_作業内容_
A – ホテル業界の記事を三文で要約すること。
B – ホテル業界の記事を、最後の文の後から書き進めること。

_抽出テキスト_
::::
ホテル業界の現在とこれから、学生が聞く「若者が今『観光業界』へ進むべき理由」
ホテル業界はどう変わっていくか
今後ホテル業界はどのように変わっていくかという問いに対して、中氏は宿泊客にとっての最大のストレスはチェックイン・チェックアウトの手続きだとして、AIやDX化を活用してこれを短縮していくことで市場が変わっていくのではないかとの考えを示した。
また中氏は、数年前には利益が出ないからとレストランを持たない客室特化型のホテルが多数誕生したが、現在はそうしたホテルが魅力を持っていないと指摘。「時代とともに価値観も変わる。今最も顧客に訴求できるタッチポイントは食と文化とアクティビティ。私は食の提供を20年以上大事にしてきたので、自分の時代が来たなと思っている」と語った。
これに対し中山氏は、人手不足が深刻化するなかで、人が介在するホテルとしないホテルの二極化が進むだろうと予測した。「『変なホテル』さんのように人が介在しない形で滞在できる体験に特化された施設と、徹底的に人が価値であるとして、様々なスペシャリティを持つスタッフを抱えて魅力的な体験ができる施設のどちらかになるのではないか。後者はAIには代替できないもので、それに人は惹かれていくのだと思う」(中山氏)。
日本のホテルは安いか、高いか
参加した学生からは、ホテルには価格を求めてしまうという声も上がった。これに対し中氏は「その価格がホテルの価値だと捉えた場合、どのくらいまでがお客様に支持される金額なのかというところにチャレンジしていきたい」と応じた。そのうえで「OTA経由で最安値で来てくれたとしても、何か刺さるコンテンツをきちんと提供していればファンになってくれると思っている。リピートしてくれる仕組みがホテルには必要。自分達のホテルがどうありたいかを考えて運営しなければ、いくら安くてもお客様は来ない」との考えを示した。
::::
_提供資料_

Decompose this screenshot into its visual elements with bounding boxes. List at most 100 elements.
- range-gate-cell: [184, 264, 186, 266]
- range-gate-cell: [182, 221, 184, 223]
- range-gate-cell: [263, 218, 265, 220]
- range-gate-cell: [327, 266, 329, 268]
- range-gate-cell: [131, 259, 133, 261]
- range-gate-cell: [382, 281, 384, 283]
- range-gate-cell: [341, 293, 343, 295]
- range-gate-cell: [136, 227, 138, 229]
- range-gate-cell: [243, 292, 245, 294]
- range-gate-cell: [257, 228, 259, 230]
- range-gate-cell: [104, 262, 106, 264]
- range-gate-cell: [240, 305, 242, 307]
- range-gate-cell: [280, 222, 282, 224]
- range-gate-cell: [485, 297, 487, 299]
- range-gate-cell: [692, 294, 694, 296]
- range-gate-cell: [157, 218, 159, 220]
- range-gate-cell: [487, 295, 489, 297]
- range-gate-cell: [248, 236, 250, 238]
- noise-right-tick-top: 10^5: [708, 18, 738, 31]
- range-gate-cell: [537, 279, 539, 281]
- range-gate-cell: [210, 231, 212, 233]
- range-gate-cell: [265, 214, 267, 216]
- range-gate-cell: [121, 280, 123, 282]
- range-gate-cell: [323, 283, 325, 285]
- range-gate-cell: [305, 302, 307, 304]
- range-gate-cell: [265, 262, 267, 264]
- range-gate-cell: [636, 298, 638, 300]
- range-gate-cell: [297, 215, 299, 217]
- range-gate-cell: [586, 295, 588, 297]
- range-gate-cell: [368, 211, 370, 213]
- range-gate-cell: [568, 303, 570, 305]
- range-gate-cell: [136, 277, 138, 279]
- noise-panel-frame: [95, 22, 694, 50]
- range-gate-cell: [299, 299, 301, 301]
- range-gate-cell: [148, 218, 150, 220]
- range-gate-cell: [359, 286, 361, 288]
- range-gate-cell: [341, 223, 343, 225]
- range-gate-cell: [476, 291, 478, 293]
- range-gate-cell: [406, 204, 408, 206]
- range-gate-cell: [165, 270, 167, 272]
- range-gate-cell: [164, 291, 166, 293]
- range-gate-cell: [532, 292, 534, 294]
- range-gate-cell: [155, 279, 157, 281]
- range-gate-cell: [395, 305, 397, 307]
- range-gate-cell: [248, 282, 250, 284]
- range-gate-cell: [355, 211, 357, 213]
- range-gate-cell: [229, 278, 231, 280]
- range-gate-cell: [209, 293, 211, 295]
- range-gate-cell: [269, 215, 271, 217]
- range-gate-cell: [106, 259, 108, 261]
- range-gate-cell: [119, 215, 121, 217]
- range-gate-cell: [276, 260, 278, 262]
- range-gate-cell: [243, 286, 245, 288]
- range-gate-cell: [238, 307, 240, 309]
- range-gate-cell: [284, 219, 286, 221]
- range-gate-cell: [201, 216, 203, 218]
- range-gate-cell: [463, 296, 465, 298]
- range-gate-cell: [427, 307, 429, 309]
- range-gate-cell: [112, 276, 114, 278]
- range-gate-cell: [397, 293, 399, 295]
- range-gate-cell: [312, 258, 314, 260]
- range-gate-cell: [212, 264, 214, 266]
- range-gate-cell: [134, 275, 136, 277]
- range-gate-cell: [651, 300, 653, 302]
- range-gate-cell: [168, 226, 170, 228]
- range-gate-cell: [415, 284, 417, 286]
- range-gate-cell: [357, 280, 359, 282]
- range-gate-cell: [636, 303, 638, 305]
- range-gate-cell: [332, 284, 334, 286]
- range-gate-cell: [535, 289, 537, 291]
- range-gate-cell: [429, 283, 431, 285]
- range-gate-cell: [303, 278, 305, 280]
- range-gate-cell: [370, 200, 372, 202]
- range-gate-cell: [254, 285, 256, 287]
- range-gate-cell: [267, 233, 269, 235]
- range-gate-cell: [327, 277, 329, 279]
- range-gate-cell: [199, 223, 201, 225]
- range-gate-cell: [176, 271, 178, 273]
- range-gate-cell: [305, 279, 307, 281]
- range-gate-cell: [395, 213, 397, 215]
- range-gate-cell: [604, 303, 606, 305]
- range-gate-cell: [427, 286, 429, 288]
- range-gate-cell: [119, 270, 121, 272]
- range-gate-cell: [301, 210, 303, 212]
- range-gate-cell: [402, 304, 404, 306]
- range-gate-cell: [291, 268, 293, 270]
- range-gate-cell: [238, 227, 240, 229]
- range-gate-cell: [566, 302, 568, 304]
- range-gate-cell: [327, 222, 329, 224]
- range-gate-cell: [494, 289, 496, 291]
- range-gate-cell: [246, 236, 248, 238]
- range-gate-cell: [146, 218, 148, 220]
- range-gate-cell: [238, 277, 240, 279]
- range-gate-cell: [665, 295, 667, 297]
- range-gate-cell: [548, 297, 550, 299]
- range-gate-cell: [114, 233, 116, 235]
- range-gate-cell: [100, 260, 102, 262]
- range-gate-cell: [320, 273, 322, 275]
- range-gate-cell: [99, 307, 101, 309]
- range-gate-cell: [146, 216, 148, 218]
::::
_各作業の解答_
A – 中氏は、宿泊客の最大のストレスであるチェックイン・チェックアウトの手続きをAIやDX化で短縮することで市場が変わるとし、今顧客に最も訴求できるタッチポイントは食と文化とアクティビティだと語った。中山氏は、人手不足が深刻化するなかで、人が介在するホテルとしないホテルの二極化が進むと予測した。価格について中氏は、最安値で来た客でも刺さるコンテンツを提供すればファンになるとして、リピートしてもらう仕組みが必要だと述べた。

B –
また、日本のホテルは海外に比べそもそも単価が低いという指摘もある。中山氏は、価格設定の指標はターゲットを日本人に置くか海外からの旅行者に置くかという施設ごとの考えによるとしたうえで、付帯領域での収益化を提案。「施設は部屋数が決まっているが、付帯領域を広げることで売上が伸び、賃金も上げていくことができるのではないか」との考えを示した。中氏もこれに同意し、「これまではおもてなしをしっかりすればホテルには人が来ると思っていた人が沢山いたが、物価も上がり、利益を上げるための構造も変わった。ホテル事業の仕組みはホテルのタイプにより全く違う。そこをしっかりと学んでいくことが必要だと思う」と語った。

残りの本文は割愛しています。